▶ [Brief]:
Copy each line that contains the word "test".

#### Data for this exercise

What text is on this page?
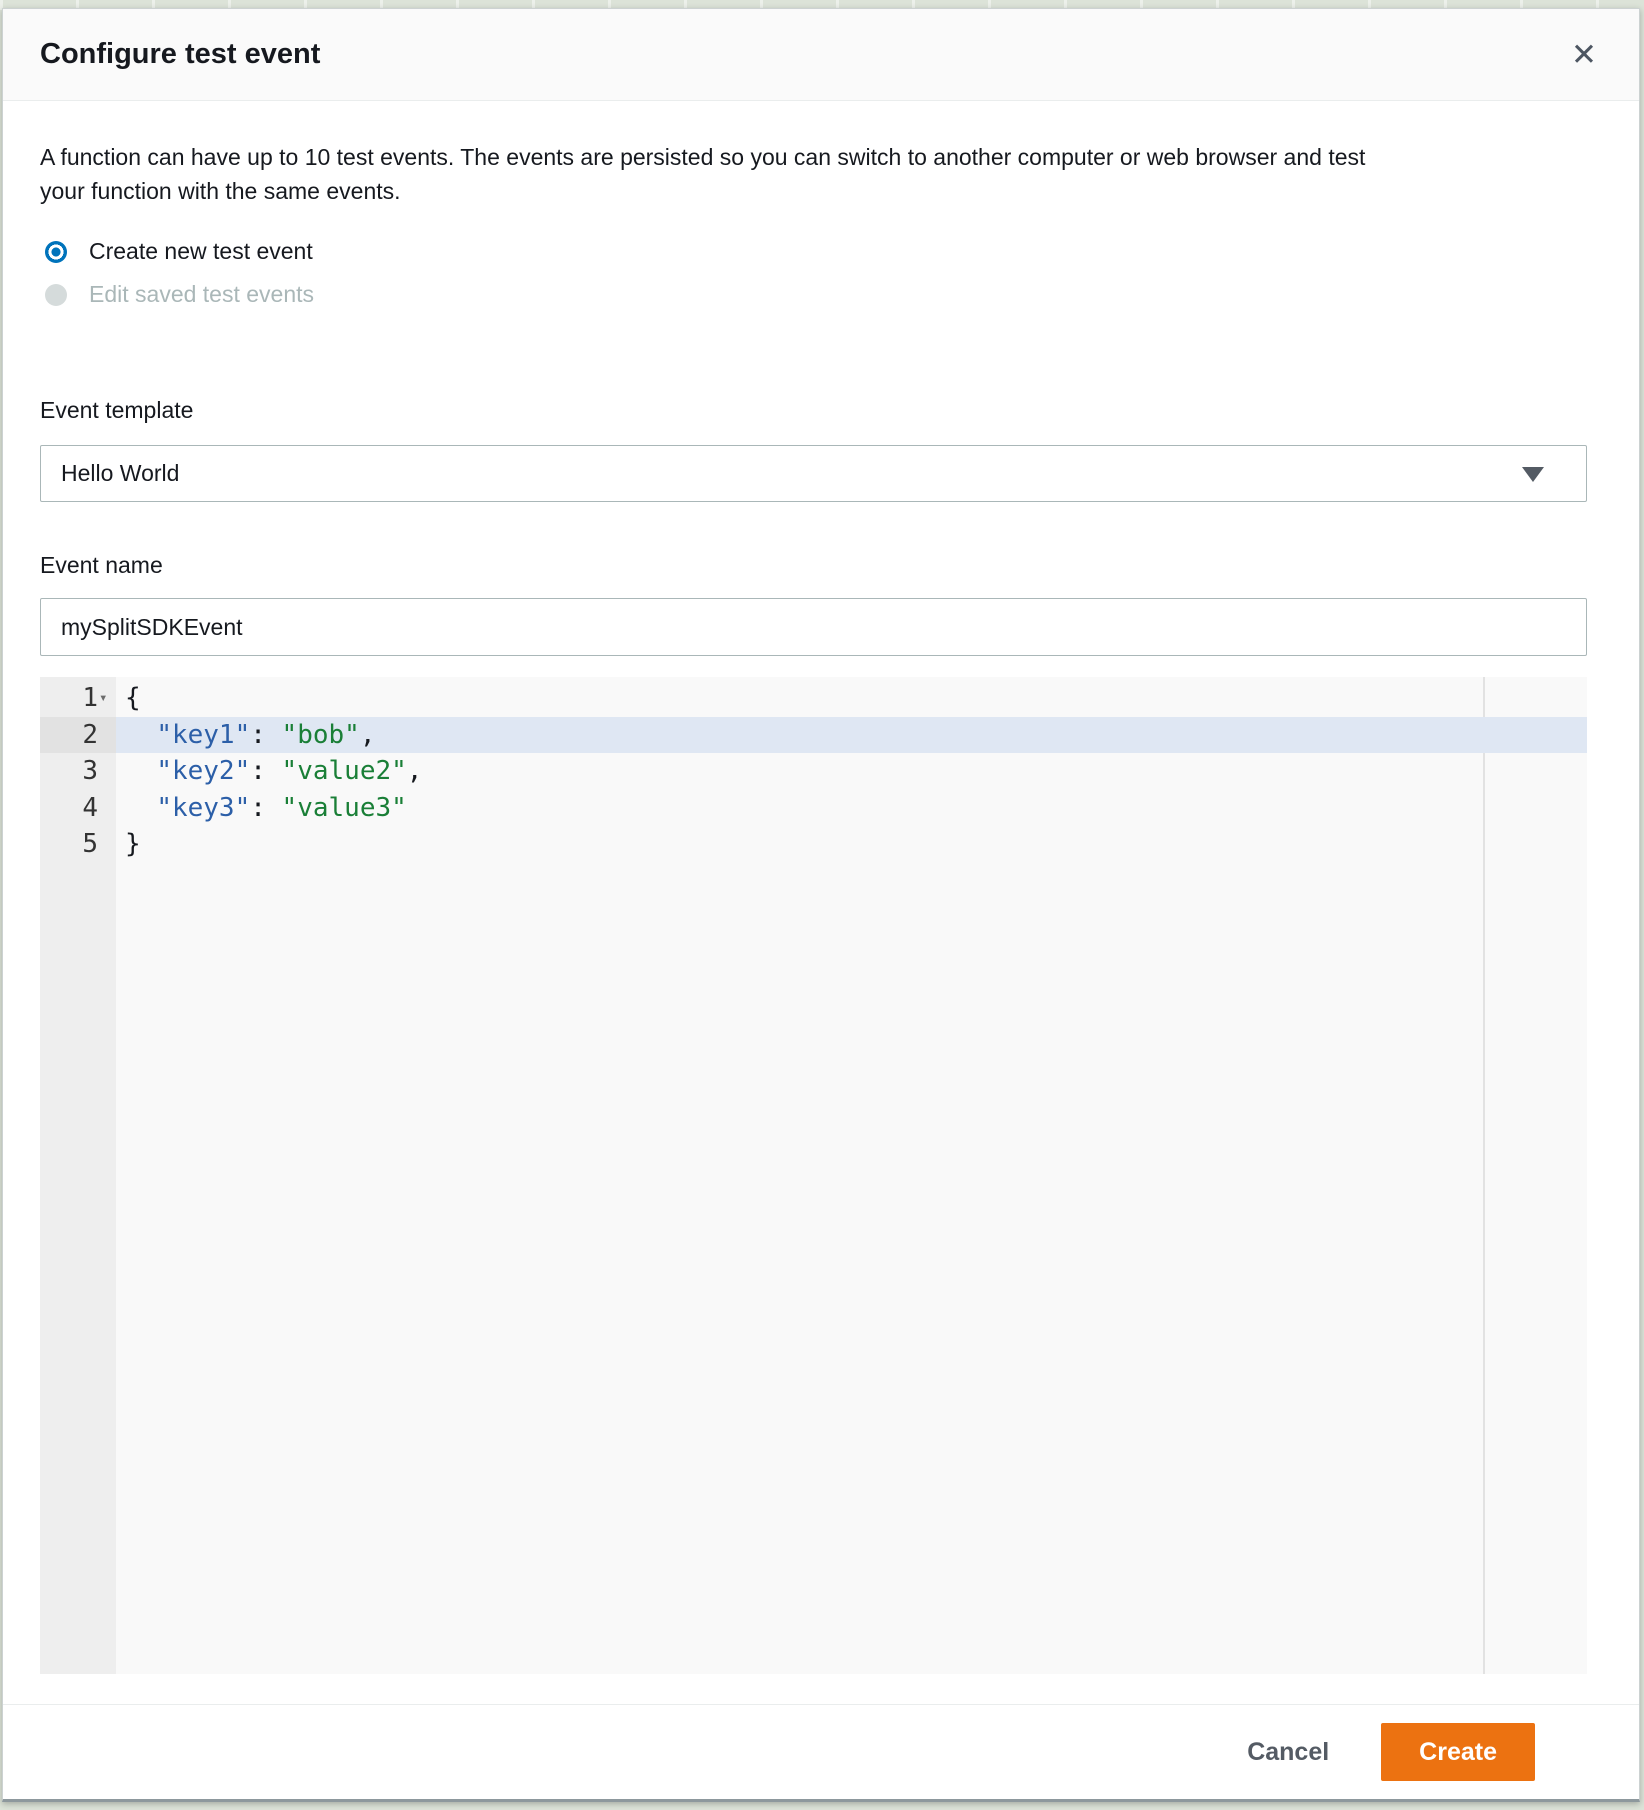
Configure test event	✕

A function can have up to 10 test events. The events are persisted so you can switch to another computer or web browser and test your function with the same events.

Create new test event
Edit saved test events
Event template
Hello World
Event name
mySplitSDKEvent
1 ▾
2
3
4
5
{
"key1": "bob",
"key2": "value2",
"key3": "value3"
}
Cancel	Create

########

▶ [Solution below]:
Configure test event	✕
A function can have up to 10 test events. The events are persisted so you can switch to another computer or web browser and test your function with the same events.
Create new test event
Edit saved test events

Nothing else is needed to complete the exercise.